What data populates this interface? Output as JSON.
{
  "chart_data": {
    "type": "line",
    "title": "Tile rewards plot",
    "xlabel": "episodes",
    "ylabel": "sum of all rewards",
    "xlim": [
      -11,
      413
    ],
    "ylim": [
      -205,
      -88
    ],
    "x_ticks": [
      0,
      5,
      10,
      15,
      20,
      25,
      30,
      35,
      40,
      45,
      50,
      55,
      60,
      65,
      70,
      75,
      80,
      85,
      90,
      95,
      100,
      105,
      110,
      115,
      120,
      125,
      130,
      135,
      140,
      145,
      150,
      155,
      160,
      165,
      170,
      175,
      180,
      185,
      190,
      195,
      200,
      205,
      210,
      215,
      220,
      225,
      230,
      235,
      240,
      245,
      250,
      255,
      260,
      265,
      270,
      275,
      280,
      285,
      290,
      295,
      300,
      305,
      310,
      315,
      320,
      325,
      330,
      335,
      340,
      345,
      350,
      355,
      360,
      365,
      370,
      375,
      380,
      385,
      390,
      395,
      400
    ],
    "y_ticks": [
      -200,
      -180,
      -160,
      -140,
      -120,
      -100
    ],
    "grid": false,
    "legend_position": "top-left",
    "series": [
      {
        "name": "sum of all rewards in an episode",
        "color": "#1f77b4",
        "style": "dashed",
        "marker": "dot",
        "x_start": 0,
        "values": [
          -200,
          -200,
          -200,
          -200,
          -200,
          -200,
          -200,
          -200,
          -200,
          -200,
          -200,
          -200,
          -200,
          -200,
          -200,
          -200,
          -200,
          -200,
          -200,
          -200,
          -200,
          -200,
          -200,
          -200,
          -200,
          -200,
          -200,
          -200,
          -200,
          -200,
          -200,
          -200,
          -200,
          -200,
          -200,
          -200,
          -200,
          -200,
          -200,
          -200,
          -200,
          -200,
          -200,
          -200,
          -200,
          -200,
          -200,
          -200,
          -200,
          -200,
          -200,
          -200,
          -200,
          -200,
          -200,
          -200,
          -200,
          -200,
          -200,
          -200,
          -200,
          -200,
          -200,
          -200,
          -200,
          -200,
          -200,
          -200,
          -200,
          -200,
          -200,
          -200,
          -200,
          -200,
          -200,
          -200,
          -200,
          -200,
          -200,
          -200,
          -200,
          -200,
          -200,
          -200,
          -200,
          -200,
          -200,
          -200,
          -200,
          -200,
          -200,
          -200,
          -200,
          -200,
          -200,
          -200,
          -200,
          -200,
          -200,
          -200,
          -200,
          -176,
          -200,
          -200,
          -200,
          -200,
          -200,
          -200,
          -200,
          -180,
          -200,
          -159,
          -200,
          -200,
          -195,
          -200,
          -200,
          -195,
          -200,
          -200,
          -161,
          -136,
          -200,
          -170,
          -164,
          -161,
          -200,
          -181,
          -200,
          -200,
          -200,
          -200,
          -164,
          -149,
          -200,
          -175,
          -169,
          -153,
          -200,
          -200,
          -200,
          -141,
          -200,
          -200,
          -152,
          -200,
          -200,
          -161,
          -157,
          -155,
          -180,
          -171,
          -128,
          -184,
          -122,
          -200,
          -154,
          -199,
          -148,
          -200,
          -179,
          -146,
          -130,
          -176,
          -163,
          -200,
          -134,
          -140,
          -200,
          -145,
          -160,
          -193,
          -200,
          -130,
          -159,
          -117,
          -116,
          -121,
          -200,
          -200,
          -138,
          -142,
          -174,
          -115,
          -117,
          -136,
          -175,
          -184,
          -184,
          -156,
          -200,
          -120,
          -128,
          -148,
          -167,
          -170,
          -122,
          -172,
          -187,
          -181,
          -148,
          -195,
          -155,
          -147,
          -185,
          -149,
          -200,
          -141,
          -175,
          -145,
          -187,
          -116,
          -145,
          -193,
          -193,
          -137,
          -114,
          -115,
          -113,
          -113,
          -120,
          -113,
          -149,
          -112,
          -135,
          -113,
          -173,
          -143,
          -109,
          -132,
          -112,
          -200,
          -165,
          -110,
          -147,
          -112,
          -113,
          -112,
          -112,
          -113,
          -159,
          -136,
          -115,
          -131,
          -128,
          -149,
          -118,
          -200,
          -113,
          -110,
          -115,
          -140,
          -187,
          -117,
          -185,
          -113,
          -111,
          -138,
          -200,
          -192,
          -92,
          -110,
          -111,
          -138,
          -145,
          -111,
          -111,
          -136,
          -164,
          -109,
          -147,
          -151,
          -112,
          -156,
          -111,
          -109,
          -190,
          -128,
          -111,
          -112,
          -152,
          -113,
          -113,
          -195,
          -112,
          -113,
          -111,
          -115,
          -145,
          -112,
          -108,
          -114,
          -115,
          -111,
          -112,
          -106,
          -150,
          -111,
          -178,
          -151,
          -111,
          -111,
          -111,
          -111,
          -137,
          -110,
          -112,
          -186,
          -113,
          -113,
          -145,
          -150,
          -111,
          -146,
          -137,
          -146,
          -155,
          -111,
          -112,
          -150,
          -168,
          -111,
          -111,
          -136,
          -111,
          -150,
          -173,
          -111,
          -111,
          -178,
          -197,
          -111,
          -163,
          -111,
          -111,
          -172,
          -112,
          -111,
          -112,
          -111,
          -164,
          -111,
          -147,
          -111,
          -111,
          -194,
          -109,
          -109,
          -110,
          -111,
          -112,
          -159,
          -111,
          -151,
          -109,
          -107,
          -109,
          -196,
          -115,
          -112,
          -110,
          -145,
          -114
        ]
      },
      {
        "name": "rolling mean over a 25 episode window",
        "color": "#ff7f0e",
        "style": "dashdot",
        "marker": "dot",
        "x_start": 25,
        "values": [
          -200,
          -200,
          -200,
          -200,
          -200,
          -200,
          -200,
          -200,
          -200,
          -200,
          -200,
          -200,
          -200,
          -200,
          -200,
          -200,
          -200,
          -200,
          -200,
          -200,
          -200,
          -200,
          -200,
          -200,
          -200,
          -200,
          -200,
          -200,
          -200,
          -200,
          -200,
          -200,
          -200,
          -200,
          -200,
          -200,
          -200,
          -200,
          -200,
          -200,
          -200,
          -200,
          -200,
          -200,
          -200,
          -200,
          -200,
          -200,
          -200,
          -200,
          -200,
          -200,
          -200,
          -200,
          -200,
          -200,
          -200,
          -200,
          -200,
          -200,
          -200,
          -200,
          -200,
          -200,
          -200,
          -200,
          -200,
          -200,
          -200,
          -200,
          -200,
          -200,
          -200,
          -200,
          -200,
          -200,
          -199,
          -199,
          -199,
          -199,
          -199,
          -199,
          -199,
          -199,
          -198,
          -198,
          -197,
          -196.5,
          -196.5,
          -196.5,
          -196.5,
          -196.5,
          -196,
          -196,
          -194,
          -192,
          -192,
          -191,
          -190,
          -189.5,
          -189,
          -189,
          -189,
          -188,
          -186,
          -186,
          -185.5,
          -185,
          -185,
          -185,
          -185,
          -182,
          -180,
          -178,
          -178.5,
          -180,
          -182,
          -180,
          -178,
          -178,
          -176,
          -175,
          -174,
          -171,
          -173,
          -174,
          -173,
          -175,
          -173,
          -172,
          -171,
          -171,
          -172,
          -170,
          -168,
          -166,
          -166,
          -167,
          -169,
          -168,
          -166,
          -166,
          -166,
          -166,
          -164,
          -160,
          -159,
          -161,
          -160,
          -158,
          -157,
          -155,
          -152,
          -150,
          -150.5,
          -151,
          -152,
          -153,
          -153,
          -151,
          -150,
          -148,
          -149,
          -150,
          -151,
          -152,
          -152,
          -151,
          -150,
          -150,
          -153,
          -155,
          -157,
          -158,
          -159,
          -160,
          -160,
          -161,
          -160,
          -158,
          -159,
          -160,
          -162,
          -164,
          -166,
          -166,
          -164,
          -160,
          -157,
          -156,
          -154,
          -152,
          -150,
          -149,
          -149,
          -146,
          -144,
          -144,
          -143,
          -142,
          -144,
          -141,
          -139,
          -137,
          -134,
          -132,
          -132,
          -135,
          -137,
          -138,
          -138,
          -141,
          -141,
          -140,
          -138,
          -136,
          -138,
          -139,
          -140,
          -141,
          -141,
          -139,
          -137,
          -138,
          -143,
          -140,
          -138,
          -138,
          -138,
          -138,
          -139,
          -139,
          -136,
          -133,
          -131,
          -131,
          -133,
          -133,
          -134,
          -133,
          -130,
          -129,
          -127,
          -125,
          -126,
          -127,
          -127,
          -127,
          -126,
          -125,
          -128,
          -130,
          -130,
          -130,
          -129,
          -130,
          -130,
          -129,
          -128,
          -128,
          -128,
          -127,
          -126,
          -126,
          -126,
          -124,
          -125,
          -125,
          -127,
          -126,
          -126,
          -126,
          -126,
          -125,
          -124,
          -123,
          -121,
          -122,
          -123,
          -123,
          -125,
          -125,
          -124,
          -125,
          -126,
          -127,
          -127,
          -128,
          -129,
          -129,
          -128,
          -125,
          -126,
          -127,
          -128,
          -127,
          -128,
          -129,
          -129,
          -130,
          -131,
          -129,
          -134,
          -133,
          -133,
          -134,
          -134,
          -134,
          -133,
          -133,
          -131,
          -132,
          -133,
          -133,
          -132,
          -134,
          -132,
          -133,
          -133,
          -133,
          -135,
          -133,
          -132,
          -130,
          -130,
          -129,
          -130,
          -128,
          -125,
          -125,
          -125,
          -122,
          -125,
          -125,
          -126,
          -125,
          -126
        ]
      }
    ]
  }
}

-=-=-

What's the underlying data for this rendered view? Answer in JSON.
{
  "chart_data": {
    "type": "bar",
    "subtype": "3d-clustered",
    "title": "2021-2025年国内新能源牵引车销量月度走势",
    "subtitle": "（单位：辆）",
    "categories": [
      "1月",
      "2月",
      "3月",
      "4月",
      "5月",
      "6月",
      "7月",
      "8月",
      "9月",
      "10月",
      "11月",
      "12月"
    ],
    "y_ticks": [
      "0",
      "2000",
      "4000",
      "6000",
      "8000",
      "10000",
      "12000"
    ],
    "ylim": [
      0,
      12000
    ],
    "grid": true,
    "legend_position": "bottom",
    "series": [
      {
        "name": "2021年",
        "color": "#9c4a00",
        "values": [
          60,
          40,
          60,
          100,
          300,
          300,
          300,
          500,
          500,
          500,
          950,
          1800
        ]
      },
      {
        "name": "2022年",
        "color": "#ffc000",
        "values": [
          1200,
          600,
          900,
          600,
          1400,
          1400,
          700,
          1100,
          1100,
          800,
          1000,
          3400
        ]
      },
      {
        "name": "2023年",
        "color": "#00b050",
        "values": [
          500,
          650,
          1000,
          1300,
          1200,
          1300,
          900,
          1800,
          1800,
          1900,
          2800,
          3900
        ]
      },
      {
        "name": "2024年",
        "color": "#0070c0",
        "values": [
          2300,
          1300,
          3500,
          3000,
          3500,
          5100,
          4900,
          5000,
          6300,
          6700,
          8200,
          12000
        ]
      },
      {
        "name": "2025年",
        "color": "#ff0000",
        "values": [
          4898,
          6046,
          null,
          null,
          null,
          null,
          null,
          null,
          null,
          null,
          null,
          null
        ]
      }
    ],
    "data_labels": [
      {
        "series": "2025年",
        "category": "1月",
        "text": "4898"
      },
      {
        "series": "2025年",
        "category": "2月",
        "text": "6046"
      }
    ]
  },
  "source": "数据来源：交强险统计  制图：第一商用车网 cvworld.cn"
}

-=-=-

> Aim of the task
From the entries above, pull out each line that includes "JSON".

> Completed exercise
What data populates this interface? Output as JSON.
What's the underlying data for this rendered view? Answer in JSON.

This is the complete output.